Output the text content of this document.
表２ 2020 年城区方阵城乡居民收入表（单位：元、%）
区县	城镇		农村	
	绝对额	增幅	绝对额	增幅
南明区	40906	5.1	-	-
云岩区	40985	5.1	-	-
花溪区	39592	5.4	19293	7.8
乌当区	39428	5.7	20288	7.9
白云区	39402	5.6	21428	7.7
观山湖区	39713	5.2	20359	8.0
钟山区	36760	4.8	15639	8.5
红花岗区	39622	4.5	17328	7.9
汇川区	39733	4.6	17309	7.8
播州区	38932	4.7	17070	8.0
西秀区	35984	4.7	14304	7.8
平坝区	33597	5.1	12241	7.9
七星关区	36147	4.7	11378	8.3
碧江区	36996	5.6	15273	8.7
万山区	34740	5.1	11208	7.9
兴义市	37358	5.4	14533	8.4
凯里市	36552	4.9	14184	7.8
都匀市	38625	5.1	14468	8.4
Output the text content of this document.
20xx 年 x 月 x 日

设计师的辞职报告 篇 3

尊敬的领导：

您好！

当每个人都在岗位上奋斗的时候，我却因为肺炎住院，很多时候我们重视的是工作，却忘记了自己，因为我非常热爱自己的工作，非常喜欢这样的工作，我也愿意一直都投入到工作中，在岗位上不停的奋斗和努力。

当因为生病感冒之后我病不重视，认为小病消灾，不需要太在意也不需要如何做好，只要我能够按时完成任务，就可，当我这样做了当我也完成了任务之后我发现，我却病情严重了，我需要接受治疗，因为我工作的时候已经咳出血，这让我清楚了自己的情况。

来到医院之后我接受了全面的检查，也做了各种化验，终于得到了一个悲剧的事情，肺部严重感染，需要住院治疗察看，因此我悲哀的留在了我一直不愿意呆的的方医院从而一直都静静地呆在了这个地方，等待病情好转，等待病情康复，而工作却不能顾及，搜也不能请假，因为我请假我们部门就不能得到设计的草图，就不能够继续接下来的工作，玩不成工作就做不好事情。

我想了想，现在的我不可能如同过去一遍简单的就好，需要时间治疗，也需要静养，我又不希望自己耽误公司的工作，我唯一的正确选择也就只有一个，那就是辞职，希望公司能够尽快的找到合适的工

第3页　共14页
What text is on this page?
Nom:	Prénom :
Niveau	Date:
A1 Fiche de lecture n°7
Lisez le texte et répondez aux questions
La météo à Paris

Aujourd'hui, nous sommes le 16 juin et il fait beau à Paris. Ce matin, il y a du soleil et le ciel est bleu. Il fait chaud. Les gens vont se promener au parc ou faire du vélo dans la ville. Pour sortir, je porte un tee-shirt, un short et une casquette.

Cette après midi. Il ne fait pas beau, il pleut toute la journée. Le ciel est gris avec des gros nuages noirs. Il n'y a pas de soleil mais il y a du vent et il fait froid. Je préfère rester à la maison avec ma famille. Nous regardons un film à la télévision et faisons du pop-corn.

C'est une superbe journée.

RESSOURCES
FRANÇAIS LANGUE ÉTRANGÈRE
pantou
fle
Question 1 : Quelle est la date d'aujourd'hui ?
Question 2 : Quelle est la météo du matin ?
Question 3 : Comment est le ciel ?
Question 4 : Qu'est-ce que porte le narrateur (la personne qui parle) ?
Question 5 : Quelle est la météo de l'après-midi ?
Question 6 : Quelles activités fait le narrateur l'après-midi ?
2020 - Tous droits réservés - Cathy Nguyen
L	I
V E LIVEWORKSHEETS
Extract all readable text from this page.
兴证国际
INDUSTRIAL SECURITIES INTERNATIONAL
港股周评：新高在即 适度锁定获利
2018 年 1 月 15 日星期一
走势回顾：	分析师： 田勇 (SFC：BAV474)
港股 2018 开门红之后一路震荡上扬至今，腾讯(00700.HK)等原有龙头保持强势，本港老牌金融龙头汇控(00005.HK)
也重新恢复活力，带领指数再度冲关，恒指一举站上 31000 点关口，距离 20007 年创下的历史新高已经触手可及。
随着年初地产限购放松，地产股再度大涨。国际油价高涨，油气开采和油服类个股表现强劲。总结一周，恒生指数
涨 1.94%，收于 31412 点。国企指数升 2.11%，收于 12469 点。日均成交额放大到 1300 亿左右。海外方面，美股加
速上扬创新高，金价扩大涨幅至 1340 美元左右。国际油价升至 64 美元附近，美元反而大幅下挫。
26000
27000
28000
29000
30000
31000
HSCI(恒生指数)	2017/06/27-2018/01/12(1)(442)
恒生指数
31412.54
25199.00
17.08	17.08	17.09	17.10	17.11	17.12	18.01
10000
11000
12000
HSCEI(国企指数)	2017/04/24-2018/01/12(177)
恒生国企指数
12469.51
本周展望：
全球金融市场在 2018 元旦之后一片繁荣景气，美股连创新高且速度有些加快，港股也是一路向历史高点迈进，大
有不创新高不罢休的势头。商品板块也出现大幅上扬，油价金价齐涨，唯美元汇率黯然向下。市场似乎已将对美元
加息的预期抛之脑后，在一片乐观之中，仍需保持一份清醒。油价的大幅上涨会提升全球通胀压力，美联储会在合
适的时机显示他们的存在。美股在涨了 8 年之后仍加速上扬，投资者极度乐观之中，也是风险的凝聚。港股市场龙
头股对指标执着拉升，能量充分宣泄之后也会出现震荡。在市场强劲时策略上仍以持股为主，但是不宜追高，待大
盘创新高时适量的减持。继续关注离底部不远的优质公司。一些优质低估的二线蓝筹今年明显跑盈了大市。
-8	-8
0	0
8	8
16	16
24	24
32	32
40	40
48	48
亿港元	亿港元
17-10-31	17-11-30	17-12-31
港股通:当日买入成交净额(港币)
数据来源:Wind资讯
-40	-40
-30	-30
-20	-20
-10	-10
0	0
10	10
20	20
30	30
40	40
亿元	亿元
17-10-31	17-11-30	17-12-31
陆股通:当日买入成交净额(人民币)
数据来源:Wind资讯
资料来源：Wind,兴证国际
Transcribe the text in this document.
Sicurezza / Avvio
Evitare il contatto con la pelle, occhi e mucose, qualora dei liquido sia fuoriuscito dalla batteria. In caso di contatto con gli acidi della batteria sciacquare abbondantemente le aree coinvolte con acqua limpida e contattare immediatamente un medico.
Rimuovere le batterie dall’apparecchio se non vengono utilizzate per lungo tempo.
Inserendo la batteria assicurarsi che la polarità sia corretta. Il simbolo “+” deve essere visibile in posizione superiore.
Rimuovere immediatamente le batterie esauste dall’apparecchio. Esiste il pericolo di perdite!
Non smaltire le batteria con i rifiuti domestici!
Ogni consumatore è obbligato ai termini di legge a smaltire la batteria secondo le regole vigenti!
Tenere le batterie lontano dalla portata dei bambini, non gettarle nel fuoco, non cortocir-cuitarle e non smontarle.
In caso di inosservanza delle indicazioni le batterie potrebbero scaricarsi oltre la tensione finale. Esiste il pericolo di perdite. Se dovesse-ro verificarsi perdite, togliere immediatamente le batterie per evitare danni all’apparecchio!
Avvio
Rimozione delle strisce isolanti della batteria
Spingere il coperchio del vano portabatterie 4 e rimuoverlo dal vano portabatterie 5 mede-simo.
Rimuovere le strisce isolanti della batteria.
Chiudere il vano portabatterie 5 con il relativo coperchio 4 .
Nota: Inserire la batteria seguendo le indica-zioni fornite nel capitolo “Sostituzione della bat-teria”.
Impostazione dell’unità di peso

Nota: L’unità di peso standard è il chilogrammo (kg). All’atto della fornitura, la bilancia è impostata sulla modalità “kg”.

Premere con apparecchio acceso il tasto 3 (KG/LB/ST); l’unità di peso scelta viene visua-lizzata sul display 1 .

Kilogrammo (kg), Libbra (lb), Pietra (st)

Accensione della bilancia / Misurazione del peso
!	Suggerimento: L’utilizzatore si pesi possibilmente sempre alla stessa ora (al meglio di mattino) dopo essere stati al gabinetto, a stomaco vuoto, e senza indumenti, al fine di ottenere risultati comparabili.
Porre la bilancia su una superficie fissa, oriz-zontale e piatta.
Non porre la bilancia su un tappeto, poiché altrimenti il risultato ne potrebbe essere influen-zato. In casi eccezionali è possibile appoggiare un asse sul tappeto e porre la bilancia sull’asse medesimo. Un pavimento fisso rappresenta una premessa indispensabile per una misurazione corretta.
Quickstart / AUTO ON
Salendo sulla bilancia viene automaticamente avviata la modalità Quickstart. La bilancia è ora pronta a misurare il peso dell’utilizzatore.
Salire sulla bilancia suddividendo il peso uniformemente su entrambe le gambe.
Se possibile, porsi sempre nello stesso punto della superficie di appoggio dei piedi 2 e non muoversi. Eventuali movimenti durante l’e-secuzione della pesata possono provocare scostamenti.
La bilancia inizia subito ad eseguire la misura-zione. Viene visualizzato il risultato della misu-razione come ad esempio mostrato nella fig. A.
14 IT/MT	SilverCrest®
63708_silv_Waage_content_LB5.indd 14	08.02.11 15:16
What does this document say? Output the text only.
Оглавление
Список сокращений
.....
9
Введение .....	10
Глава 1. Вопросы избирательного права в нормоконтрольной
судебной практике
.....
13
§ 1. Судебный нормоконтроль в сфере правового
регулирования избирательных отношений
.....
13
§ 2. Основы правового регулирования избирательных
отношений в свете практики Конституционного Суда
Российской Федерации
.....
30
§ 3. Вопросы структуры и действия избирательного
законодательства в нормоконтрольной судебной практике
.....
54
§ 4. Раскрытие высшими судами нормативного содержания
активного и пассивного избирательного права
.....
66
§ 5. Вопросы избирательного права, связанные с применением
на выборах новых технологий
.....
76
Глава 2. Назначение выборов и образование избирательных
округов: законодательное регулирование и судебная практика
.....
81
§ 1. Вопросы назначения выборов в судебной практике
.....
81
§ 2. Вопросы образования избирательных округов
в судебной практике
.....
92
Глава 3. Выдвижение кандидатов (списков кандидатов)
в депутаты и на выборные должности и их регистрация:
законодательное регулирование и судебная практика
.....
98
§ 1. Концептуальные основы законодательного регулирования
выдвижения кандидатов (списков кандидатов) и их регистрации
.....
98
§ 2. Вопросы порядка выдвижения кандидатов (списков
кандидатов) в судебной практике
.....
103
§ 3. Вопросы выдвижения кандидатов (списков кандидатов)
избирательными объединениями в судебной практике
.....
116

WHAT YOU SHOULD DO =>
Tell how many lines of the data include the word "нормоконтрольной", and nothing else.

COMPLETED TASK =>
2